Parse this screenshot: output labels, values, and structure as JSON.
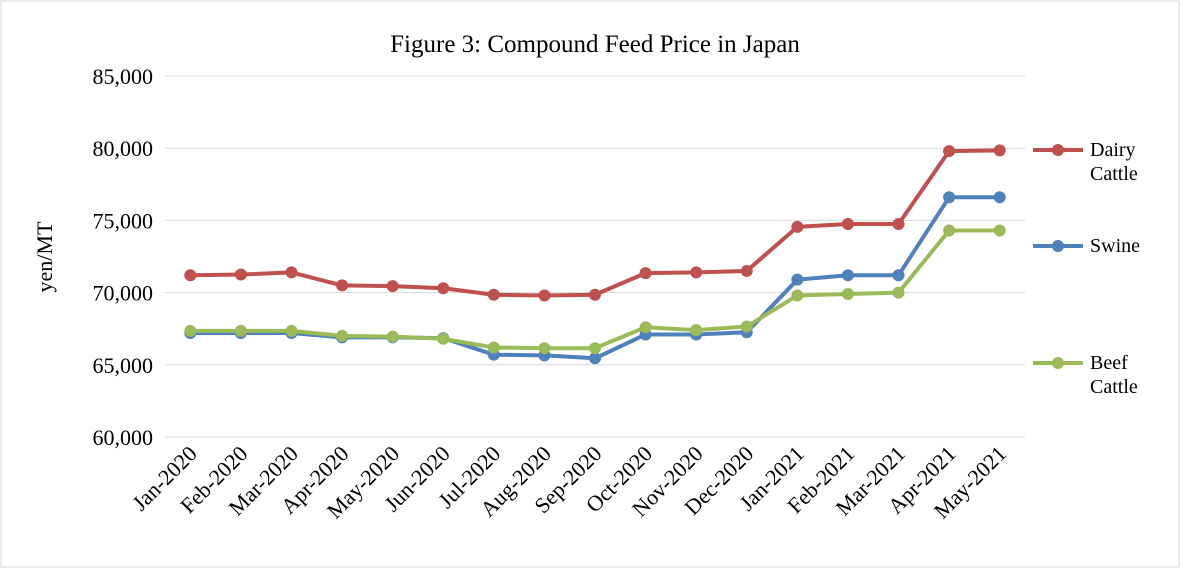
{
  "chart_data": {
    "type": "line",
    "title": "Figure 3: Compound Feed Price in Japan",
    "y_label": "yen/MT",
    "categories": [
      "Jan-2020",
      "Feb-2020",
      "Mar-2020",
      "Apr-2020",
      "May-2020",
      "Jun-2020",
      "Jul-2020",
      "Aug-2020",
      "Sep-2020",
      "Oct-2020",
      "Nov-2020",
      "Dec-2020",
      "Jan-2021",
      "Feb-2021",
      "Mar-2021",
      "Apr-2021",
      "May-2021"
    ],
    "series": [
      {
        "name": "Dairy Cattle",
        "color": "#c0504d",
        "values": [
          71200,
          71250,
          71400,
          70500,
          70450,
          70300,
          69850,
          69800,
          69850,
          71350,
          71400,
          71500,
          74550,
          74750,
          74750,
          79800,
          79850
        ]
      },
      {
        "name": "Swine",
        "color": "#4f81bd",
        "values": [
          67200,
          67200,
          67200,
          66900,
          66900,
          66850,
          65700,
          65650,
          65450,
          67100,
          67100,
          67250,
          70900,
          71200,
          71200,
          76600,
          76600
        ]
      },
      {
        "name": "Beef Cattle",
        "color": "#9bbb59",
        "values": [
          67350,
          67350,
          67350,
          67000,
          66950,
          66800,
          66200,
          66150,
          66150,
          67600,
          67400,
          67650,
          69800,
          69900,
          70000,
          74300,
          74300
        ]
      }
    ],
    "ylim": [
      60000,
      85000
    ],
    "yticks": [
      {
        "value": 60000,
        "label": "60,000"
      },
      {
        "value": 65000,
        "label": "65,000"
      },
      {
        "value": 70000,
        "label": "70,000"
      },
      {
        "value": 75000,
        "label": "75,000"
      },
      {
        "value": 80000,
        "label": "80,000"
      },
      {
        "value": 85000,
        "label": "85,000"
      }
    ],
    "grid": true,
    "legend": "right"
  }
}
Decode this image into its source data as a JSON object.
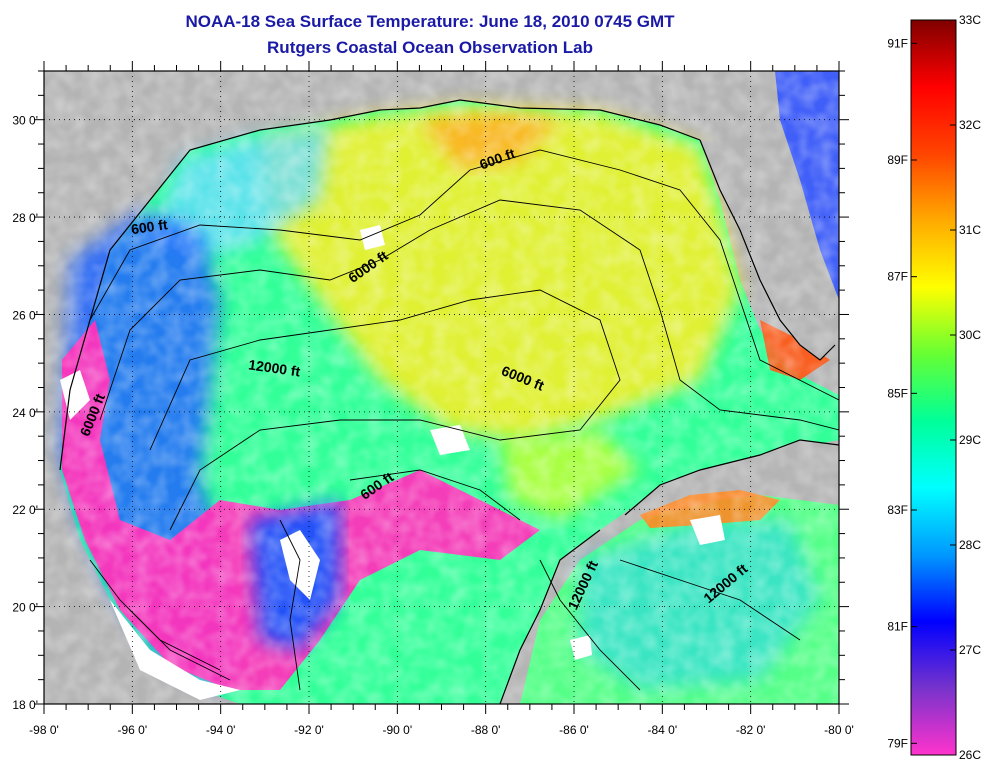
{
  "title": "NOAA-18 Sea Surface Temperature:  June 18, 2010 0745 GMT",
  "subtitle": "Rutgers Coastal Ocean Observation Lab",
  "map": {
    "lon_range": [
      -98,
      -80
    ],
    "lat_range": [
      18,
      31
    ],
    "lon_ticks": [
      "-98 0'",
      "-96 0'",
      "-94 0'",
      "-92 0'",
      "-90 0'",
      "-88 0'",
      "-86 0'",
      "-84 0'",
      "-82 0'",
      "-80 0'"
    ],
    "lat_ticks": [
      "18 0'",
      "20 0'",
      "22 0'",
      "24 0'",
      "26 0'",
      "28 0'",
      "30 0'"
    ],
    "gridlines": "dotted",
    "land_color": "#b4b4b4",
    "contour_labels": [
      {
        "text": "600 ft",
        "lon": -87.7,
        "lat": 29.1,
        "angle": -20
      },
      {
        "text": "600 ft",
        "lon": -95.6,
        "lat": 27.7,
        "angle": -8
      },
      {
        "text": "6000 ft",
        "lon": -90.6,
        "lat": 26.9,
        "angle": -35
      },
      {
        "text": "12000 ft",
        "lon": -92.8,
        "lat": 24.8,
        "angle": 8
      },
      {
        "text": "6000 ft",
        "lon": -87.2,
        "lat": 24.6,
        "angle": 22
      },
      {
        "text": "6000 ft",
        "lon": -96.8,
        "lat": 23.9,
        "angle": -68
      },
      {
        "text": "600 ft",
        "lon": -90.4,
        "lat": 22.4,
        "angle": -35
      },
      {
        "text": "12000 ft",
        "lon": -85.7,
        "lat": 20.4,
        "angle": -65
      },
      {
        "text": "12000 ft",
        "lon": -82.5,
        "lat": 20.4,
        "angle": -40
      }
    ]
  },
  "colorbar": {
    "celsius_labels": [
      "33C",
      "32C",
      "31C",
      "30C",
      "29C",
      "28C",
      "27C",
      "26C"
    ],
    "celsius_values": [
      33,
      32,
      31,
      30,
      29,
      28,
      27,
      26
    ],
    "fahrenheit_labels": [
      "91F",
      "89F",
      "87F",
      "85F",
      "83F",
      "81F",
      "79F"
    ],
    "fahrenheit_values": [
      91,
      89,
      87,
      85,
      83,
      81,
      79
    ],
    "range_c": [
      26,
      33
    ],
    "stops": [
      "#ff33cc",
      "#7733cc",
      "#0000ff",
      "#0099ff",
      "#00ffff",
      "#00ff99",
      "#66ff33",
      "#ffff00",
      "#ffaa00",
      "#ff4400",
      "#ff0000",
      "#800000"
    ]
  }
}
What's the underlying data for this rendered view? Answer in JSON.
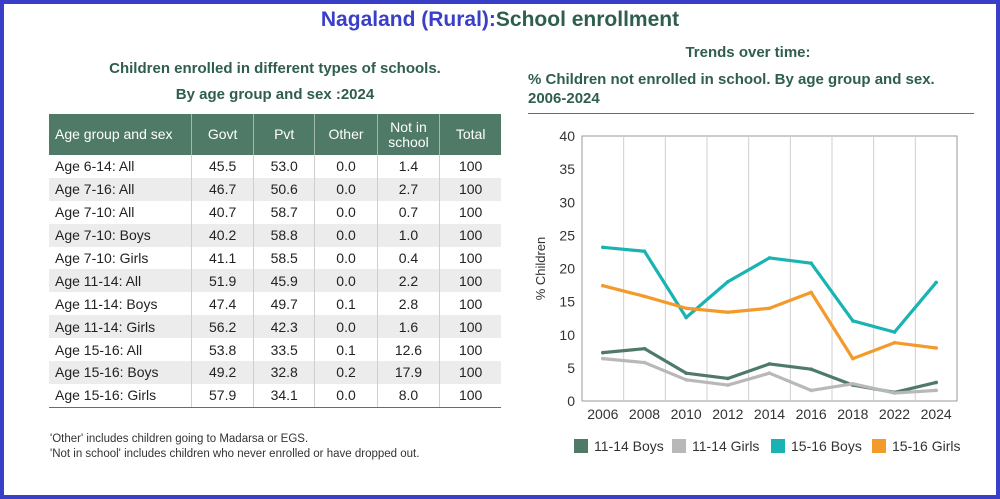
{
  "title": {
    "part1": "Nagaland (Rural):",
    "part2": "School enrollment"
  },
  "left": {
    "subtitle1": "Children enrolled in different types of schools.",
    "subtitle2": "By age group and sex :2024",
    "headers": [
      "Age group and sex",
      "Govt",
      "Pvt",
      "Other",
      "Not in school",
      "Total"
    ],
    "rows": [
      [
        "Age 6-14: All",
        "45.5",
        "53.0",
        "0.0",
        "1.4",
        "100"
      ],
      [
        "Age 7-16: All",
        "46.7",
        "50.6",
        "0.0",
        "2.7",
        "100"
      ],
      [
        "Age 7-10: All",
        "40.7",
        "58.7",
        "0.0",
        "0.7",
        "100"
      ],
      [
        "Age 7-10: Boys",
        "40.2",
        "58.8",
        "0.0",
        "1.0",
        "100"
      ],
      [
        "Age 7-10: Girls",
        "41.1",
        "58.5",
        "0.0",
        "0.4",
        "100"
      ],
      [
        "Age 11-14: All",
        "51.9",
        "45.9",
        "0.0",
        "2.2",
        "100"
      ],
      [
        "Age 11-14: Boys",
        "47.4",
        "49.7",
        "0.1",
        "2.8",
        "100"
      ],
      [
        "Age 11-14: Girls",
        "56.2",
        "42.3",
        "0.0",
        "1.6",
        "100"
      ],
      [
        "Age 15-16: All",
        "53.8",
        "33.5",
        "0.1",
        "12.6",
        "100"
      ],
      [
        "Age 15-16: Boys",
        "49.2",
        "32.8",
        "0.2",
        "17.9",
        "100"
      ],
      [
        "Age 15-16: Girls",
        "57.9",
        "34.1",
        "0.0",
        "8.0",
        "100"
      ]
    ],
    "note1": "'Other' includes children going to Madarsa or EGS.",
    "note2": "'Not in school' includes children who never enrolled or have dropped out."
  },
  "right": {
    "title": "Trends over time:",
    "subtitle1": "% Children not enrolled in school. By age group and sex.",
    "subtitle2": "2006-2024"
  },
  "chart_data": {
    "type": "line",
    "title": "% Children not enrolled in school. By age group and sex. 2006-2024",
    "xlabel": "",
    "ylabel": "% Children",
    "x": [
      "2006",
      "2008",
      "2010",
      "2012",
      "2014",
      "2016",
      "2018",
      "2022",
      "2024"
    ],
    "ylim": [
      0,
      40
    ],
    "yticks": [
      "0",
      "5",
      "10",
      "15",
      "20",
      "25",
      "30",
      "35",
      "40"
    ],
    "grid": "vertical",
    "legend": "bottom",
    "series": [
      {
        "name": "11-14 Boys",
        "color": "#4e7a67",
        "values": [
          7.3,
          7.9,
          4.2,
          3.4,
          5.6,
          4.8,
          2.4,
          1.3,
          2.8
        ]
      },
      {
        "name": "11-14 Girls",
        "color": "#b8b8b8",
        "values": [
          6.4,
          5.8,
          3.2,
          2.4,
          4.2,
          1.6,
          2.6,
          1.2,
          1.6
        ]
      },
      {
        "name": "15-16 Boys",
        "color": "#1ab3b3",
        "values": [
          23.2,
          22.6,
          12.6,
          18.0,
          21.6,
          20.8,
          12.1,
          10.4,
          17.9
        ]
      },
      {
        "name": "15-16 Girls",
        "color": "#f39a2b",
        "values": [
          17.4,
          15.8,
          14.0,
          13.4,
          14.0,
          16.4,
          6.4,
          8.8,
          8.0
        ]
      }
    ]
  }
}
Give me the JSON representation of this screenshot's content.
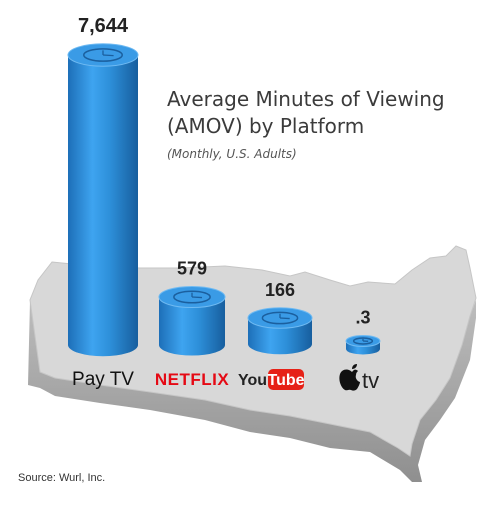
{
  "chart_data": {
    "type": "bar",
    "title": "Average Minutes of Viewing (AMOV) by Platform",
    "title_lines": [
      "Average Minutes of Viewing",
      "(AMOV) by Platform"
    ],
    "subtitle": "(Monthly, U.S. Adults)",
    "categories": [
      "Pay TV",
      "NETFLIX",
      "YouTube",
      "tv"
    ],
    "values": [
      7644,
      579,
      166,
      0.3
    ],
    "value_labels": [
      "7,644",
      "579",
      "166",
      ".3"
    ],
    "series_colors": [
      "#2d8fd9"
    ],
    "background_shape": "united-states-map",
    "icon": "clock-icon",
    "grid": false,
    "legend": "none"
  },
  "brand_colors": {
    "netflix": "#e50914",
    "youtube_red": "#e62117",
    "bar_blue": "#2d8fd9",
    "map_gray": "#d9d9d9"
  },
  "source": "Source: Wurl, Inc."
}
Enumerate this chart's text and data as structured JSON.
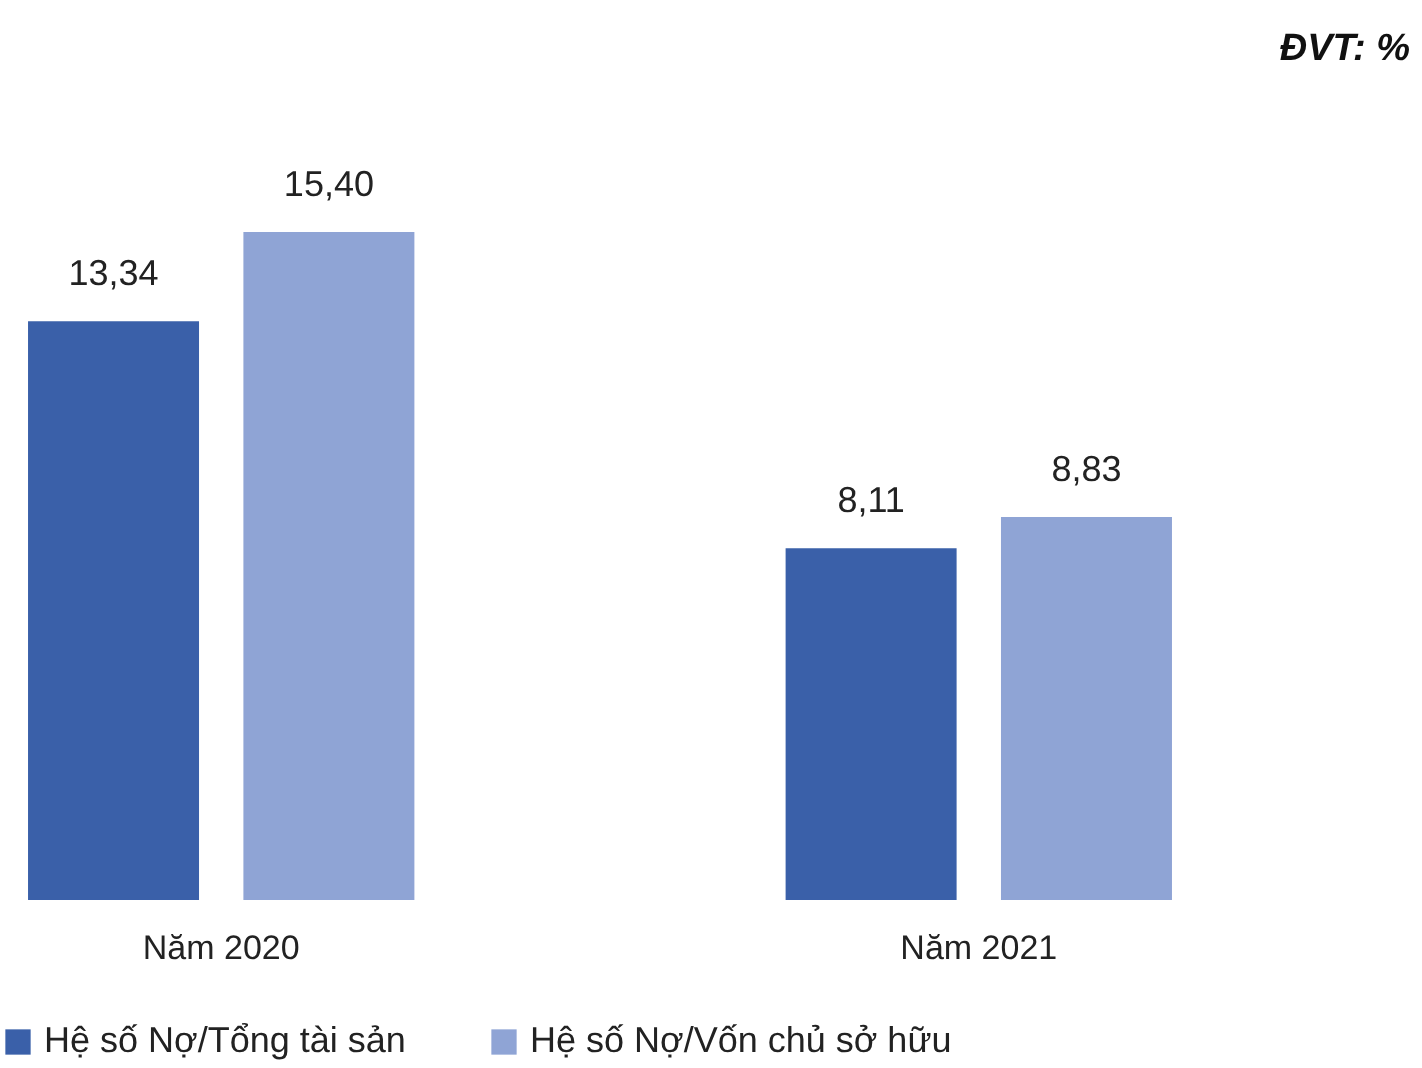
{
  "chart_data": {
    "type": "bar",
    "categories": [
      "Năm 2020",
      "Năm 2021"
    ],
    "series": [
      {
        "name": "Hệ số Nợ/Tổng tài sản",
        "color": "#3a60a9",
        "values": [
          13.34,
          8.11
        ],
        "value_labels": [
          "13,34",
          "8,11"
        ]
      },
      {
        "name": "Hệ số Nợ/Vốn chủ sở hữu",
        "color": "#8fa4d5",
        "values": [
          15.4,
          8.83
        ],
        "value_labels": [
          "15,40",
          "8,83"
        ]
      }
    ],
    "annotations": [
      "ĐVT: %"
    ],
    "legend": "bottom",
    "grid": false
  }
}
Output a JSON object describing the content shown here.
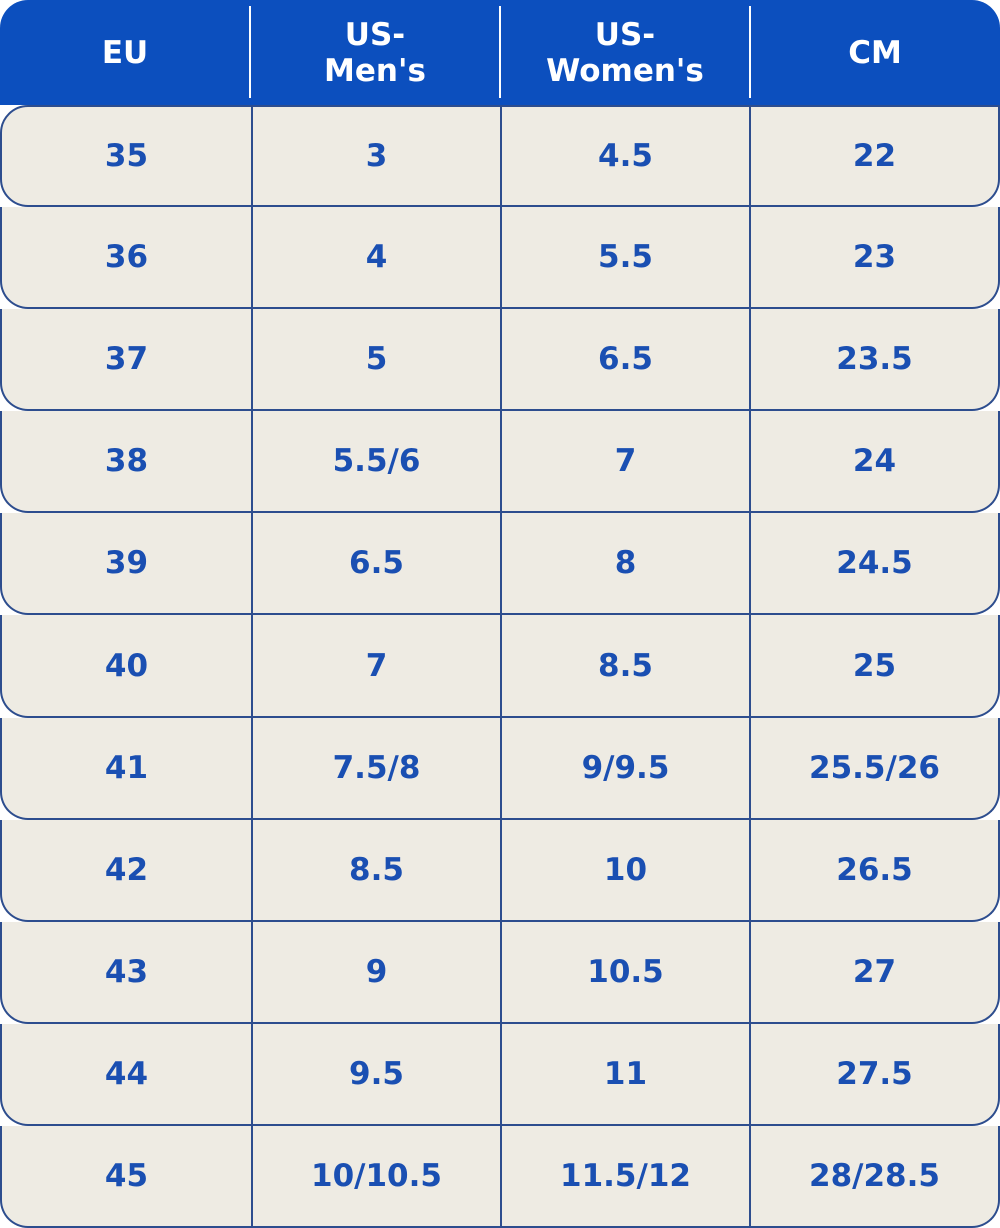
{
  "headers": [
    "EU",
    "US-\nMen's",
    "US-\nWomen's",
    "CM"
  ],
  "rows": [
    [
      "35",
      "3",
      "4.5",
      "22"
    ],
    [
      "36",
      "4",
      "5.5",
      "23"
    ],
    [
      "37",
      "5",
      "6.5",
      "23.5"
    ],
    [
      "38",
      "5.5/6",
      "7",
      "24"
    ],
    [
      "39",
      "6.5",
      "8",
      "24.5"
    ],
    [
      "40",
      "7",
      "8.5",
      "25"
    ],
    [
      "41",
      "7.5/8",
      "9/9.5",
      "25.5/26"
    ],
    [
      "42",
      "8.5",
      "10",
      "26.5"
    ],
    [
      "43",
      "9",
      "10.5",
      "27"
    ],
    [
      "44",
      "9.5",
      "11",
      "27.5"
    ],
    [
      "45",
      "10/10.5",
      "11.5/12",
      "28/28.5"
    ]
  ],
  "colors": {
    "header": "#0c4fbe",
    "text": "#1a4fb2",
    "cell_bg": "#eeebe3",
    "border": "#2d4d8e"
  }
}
####################
▶ [Your goal]
Working from the entries above, return all lines that contain "legend".

▶ [Response to this task]
    "legend": "right"
    "legend": "bottom",
    "legend": "none"
    "legend": "bottom",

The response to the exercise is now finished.